* **SET EXERCISE**:
Write out the records below word for word, please.

* **MATERIAL SUPPLIED**:
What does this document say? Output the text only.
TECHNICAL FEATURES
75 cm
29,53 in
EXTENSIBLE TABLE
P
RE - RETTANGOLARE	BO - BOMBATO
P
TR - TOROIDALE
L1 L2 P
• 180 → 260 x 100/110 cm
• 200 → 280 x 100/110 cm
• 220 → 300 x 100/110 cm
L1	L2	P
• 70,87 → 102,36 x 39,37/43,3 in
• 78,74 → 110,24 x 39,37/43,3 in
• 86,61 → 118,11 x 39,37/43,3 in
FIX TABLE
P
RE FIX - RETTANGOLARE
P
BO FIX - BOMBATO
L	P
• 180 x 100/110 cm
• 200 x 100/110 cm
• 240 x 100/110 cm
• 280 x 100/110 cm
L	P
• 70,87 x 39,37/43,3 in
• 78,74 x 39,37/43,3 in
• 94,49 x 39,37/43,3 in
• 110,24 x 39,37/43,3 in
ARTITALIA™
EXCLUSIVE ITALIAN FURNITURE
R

* **SOLUTION**:
What does this document say? Output the text only.
TECHNICAL FEATURES
75 cm
29,53 in
EXTENSIBLE TABLE
P
RE - RETTANGOLARE	BO - BOMBATO
P
TR - TOROIDALE
L1 L2 P
• 180 → 260 x 100/110 cm
• 200 → 280 x 100/110 cm
• 220 → 300 x 100/110 cm
L1	L2	P
• 70,87 → 102,36 x 39,37/43,3 in
• 78,74 → 110,24 x 39,37/43,3 in
• 86,61 → 118,11 x 39,37/43,3 in
FIX TABLE
P
RE FIX - RETTANGOLARE
P
BO FIX - BOMBATO
L	P
• 180 x 100/110 cm
• 200 x 100/110 cm
• 240 x 100/110 cm
• 280 x 100/110 cm
L	P
• 70,87 x 39,37/43,3 in
• 78,74 x 39,37/43,3 in
• 94,49 x 39,37/43,3 in
• 110,24 x 39,37/43,3 in
ARTITALIA™
EXCLUSIVE ITALIAN FURNITURE
R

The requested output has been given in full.